__WRITTEN TASK__
Tell me how many lines hold "multiwall", please, using only the number.

──────── RECORDS SUPPLIED

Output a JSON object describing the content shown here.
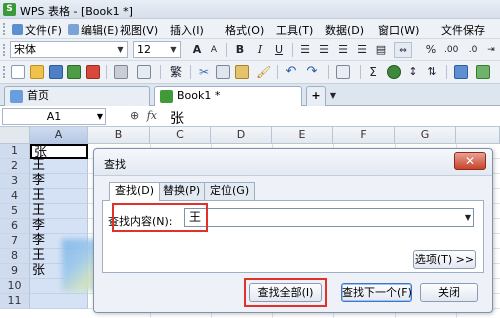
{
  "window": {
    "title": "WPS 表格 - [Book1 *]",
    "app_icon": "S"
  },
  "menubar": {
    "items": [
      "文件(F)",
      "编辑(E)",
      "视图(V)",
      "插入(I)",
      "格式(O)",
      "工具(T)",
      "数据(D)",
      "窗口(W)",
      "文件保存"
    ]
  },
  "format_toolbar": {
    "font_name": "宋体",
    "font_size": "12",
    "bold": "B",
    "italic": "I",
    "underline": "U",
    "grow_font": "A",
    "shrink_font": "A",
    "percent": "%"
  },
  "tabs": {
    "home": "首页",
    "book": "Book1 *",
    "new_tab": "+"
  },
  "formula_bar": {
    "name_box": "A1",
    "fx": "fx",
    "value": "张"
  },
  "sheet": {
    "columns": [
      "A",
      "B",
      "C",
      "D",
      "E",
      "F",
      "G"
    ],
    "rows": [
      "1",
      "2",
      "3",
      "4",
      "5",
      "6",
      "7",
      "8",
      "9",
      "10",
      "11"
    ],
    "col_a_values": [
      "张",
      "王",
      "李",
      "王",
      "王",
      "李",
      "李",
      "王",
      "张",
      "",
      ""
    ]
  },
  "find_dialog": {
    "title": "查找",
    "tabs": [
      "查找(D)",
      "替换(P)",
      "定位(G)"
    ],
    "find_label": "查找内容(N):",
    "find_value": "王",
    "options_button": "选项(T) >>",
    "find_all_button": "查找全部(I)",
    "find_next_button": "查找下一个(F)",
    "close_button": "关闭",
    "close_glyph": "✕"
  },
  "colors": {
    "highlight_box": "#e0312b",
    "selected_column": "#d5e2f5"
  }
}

────────────────
──────── RECORDS SUPPLIED

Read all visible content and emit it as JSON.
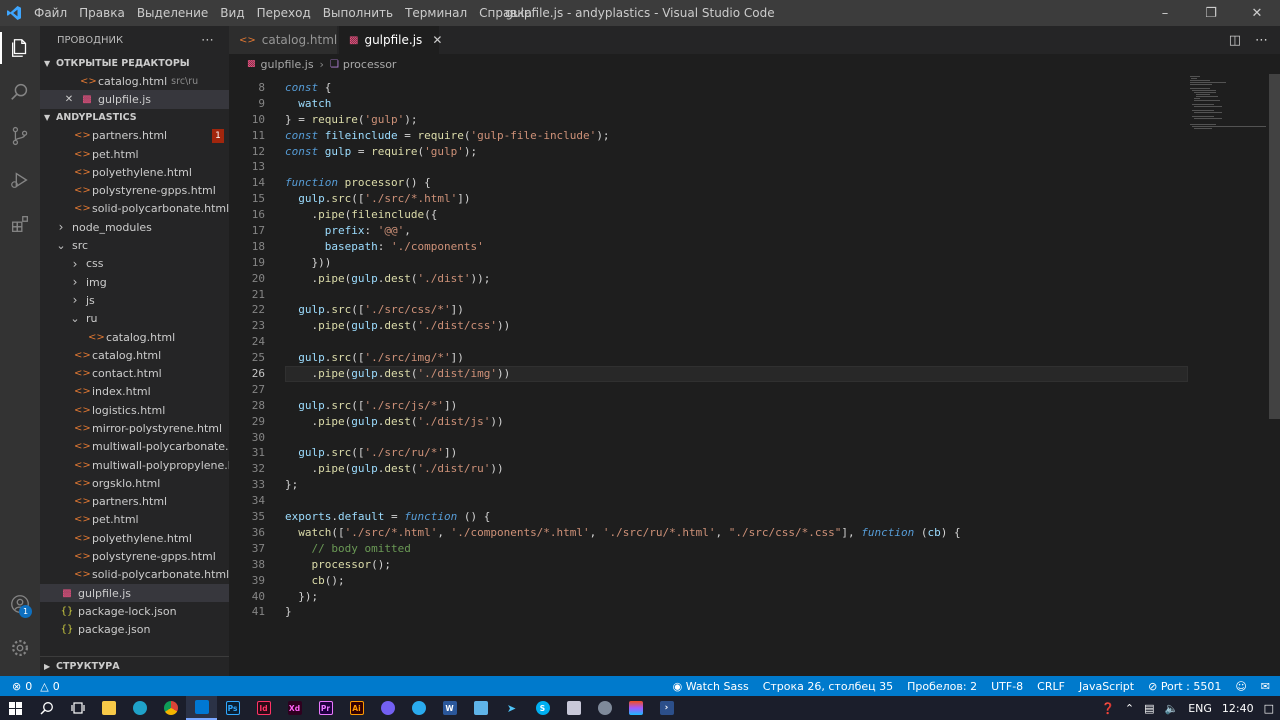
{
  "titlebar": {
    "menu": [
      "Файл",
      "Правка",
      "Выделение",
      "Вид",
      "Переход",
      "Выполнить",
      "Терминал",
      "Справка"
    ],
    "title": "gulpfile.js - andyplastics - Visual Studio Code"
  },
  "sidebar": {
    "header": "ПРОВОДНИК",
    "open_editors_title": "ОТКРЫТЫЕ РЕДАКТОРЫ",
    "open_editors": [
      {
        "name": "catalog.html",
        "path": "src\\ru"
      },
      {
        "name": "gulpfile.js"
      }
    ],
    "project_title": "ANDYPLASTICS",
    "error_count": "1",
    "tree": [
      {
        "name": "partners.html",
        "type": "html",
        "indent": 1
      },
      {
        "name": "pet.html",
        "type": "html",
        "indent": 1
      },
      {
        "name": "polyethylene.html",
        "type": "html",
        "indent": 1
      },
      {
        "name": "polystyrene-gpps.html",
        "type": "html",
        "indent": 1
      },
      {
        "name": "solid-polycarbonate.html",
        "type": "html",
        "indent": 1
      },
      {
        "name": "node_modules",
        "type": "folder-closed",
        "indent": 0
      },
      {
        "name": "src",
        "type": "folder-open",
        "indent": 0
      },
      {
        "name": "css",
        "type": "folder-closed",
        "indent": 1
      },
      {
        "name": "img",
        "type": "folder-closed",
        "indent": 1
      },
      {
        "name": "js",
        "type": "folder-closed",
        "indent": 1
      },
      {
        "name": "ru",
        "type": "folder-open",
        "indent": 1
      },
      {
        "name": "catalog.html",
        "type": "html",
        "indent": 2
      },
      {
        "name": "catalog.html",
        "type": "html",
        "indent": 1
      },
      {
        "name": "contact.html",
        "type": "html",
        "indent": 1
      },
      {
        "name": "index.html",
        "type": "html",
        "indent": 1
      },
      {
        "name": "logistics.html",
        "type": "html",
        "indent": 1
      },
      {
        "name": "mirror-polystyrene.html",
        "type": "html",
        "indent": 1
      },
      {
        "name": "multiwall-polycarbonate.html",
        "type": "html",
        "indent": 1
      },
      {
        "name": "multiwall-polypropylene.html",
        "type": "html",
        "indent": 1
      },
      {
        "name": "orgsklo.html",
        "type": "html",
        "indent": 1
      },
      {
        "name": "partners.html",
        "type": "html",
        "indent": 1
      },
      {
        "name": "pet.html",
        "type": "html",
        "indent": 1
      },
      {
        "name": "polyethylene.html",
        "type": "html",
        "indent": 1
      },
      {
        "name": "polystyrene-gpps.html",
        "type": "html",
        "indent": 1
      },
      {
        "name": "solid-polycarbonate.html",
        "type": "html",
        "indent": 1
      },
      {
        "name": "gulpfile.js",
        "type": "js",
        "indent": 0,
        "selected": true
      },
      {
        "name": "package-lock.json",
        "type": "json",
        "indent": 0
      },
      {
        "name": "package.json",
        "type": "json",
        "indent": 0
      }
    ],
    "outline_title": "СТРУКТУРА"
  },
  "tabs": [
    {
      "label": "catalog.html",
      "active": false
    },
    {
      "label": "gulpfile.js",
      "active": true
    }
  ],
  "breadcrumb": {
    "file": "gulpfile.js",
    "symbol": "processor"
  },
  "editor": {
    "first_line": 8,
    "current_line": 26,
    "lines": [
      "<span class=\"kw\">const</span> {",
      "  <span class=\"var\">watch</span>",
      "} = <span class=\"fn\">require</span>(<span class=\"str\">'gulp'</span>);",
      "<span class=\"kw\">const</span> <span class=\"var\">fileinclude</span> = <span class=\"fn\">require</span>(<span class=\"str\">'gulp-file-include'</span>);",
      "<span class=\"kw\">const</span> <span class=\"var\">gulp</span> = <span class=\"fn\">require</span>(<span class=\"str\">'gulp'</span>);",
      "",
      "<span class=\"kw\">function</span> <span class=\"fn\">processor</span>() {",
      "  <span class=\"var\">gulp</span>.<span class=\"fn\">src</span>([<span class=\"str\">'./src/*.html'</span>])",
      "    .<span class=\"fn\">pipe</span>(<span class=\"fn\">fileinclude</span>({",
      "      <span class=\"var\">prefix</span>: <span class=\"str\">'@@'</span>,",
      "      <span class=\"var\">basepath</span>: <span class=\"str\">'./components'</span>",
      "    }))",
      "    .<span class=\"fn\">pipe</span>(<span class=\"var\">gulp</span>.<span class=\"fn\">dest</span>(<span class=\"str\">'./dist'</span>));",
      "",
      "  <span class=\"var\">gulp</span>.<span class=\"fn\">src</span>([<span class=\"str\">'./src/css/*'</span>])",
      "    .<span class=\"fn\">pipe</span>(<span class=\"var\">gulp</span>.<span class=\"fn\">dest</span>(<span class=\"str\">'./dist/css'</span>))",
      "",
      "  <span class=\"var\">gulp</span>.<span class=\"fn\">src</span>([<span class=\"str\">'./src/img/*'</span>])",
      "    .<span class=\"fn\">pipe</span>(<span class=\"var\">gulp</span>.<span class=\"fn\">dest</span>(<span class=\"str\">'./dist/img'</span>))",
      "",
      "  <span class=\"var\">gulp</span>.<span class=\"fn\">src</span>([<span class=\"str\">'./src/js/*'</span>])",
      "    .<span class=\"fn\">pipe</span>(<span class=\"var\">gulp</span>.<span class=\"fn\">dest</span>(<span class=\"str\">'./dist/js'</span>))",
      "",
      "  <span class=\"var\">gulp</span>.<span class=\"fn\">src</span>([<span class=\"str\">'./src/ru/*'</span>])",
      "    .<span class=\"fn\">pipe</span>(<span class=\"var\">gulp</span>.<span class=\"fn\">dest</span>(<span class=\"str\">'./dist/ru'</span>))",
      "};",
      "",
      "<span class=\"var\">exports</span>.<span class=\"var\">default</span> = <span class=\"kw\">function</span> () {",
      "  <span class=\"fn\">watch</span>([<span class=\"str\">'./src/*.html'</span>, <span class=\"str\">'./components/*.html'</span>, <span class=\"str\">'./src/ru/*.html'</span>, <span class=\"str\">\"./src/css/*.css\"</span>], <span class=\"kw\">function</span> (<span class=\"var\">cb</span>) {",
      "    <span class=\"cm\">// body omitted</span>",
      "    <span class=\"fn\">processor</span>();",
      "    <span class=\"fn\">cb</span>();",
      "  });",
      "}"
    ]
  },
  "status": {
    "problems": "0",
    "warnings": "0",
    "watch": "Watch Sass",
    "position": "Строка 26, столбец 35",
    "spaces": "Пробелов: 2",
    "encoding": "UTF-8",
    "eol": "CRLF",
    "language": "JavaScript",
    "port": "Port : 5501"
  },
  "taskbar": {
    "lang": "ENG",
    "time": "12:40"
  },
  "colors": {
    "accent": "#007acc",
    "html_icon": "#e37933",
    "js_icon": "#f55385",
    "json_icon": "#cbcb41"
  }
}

────────────────

__SOLUTION FOR THIS PROBLEM__
2